▶ RECORDED DATA

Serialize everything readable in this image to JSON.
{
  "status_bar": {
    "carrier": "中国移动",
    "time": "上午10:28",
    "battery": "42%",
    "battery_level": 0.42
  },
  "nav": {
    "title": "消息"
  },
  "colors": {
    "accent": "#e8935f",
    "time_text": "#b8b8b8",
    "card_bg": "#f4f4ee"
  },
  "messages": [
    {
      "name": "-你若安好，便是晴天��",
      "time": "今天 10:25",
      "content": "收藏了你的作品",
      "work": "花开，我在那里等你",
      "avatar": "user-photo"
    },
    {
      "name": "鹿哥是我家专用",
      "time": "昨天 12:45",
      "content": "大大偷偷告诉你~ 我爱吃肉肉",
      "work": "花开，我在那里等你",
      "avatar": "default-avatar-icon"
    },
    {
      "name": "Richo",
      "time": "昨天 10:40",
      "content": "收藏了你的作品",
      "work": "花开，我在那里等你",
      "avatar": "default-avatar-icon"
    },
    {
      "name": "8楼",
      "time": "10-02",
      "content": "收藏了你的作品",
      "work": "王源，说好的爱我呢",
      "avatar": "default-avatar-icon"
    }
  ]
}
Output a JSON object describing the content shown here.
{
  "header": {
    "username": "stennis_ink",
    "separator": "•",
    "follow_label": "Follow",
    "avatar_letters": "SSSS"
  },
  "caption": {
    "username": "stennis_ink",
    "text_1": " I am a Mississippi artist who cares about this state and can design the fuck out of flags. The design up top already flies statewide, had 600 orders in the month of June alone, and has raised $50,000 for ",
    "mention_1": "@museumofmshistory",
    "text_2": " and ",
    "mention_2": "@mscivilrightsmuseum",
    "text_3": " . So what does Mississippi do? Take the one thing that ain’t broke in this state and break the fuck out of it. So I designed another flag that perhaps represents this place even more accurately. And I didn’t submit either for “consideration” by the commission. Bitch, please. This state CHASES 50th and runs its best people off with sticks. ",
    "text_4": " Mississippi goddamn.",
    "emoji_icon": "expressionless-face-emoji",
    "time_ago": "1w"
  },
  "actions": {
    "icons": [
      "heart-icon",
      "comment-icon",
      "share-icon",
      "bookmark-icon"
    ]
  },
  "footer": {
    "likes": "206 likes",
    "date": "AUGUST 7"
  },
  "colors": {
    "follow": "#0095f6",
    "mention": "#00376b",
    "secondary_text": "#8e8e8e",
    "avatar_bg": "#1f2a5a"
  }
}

▶ TASK GOAL
List all lines holding the string "this".

▶ RESULT
Serialize everything readable in this image to JSON.
    "text_1": " I am a Mississippi artist who cares about this state and can design the fuck out of flags. The design up top already flies statewide, had 600 orders in the month of June alone, and has raised $50,000 for ",
    "text_3": " . So what does Mississippi do? Take the one thing that ain’t broke in this state and break the fuck out of it. So I designed another flag that perhaps represents this place even more accurately. And I didn’t submit either for “consideration” by the commission. Bitch, please. This state CHASES 50th and runs its best people off with sticks. ",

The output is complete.